**EXERCISE DESCRIPTION:** Reproduce the listing below exactly, minus its pictures.

start SOURCE RECORDS

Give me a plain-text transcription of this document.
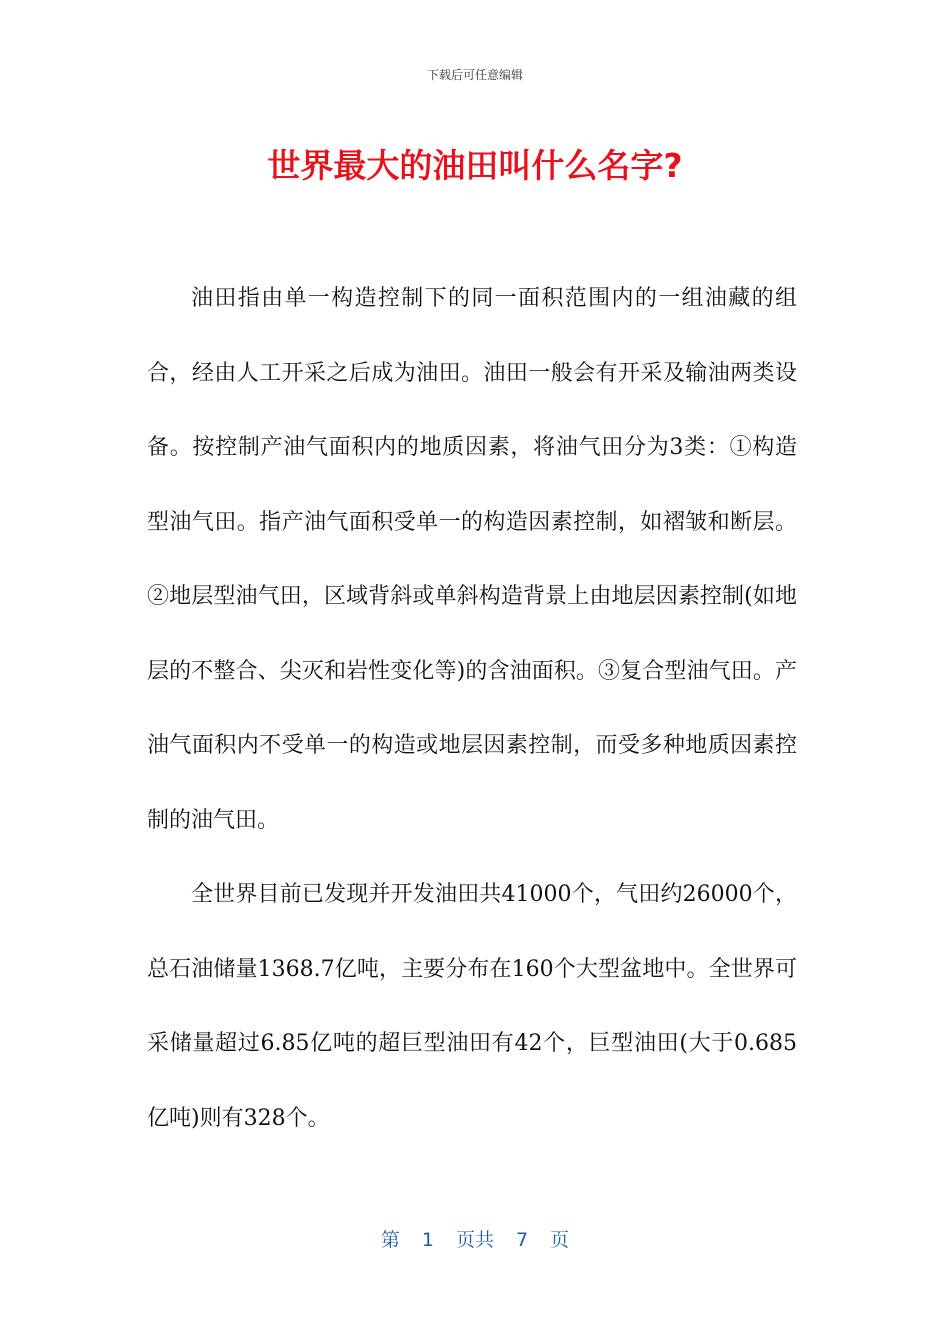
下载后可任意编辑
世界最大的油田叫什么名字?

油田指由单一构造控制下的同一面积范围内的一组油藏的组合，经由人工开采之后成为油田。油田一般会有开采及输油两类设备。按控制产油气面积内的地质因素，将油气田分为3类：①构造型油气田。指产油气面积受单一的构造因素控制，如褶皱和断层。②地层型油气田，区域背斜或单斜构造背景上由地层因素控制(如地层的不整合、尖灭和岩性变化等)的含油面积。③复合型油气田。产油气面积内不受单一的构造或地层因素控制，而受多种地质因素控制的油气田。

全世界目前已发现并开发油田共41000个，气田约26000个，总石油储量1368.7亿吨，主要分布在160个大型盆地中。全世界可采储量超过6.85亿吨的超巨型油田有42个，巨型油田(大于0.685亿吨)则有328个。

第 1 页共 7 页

end SOURCE RECORDS

**WRITTEN SOLUTION:**
Give me a plain-text transcription of this document.
下载后可任意编辑
世界最大的油田叫什么名字?

油田指由单一构造控制下的同一面积范围内的一组油藏的组合，经由人工开采之后成为油田。油田一般会有开采及输油两类设备。按控制产油气面积内的地质因素，将油气田分为3类：①构造型油气田。指产油气面积受单一的构造因素控制，如褶皱和断层。②地层型油气田，区域背斜或单斜构造背景上由地层因素控制(如地层的不整合、尖灭和岩性变化等)的含油面积。③复合型油气田。产油气面积内不受单一的构造或地层因素控制，而受多种地质因素控制的油气田。

全世界目前已发现并开发油田共41000个，气田约26000个，总石油储量1368.7亿吨，主要分布在160个大型盆地中。全世界可采储量超过6.85亿吨的超巨型油田有42个，巨型油田(大于0.685亿吨)则有328个。

第 1 页共 7 页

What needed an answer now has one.